• WHAT YOU NEED TO DO: Search the entries below. Return every line that has "Perpignan" in it.

====== DATA SUPPLIED ======

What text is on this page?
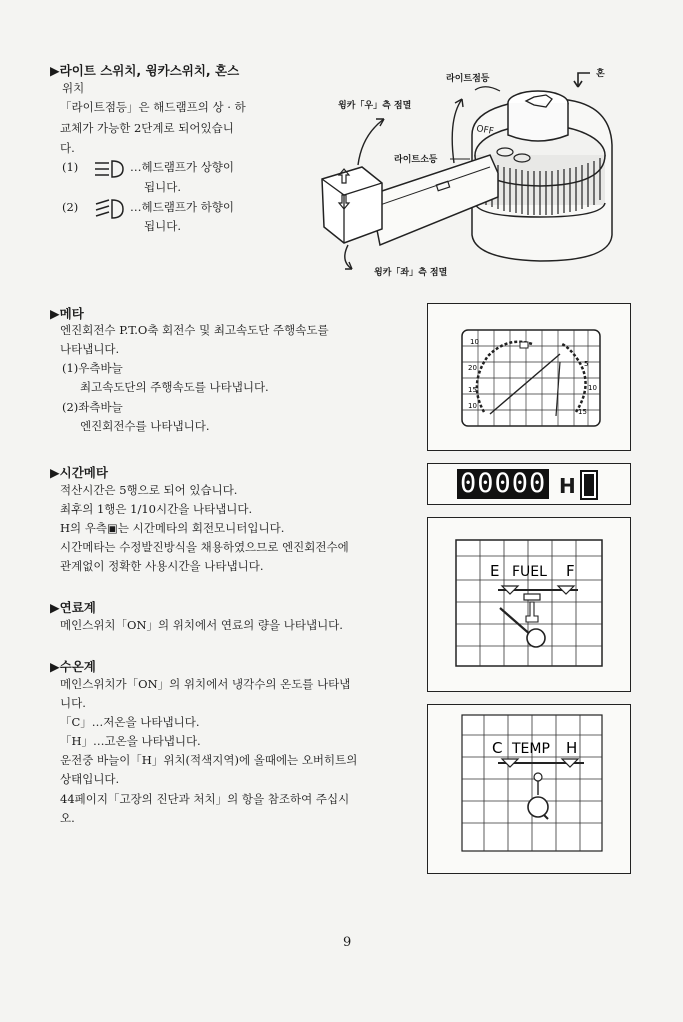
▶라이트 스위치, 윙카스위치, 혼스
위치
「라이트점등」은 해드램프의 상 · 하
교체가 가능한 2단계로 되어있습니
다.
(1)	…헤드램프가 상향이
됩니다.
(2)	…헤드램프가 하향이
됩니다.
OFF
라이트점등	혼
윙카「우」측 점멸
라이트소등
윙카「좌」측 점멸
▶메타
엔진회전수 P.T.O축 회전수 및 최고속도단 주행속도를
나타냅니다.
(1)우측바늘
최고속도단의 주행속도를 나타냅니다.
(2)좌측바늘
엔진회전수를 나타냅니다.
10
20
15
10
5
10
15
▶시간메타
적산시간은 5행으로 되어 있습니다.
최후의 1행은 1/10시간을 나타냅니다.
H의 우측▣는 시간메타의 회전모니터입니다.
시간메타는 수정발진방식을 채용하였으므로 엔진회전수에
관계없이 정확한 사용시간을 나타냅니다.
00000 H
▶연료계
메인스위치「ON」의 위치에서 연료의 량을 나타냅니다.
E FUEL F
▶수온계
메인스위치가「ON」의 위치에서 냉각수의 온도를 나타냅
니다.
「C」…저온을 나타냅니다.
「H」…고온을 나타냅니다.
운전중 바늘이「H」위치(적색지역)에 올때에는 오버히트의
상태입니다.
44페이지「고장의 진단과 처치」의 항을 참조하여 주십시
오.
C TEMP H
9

======
====== DATA SUPPLIED ======

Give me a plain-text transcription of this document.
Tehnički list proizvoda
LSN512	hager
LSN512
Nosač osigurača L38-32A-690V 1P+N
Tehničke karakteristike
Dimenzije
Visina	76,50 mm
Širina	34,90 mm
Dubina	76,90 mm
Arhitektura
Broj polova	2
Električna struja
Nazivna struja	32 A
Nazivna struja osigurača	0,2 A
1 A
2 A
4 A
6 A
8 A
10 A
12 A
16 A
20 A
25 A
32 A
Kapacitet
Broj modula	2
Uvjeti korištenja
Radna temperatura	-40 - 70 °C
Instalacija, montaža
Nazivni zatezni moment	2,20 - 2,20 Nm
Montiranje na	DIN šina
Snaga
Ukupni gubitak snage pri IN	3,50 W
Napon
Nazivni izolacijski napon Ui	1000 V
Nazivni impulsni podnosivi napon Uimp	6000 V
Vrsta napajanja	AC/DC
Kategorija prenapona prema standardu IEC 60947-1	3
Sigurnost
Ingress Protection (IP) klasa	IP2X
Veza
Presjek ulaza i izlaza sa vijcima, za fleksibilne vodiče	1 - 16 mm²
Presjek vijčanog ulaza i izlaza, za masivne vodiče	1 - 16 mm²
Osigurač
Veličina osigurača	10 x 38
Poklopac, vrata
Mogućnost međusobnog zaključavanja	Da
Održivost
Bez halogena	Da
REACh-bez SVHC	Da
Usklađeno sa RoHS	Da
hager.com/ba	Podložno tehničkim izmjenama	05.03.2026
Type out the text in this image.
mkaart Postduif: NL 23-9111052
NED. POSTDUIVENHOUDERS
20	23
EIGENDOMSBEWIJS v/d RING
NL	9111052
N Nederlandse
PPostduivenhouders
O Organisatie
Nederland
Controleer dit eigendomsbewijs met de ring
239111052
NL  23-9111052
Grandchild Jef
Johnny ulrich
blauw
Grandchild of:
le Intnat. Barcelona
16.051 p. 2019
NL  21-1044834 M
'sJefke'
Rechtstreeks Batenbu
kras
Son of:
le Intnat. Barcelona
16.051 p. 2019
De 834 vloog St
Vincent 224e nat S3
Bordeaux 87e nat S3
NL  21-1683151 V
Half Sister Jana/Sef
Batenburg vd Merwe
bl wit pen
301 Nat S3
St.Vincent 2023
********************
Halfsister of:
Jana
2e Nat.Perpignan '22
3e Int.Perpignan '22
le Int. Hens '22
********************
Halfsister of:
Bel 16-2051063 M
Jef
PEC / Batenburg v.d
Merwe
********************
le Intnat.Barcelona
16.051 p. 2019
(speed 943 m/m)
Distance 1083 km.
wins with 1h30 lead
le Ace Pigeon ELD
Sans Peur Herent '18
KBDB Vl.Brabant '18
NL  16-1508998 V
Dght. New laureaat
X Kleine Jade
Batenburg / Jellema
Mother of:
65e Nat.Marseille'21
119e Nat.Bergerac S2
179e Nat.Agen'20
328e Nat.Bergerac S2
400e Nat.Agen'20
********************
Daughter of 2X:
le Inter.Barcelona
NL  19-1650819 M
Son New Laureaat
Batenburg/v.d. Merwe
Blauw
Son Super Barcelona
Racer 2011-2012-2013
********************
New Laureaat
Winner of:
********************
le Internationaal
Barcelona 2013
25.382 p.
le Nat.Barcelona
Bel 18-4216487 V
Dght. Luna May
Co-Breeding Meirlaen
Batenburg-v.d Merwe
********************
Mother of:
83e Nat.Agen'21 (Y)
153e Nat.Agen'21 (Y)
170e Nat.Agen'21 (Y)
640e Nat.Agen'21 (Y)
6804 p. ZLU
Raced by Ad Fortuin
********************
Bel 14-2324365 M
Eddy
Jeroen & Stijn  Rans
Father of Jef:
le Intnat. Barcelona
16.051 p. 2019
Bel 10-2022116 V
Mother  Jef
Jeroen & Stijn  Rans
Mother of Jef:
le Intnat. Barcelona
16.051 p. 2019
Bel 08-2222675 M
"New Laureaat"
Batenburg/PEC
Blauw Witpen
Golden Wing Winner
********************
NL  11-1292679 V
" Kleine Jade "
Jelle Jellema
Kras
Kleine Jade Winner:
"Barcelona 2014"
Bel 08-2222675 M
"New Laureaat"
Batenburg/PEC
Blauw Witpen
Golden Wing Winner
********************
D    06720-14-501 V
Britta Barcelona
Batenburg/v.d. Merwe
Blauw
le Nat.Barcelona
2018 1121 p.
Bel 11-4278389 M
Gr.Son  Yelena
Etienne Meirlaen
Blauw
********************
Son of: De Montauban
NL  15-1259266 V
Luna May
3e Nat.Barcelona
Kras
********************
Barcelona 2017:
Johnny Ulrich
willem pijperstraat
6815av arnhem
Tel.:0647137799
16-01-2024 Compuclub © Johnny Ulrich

======

• ANSWER TO THIS TASK:
2e Nat.Perpignan '22
3e Int.Perpignan '22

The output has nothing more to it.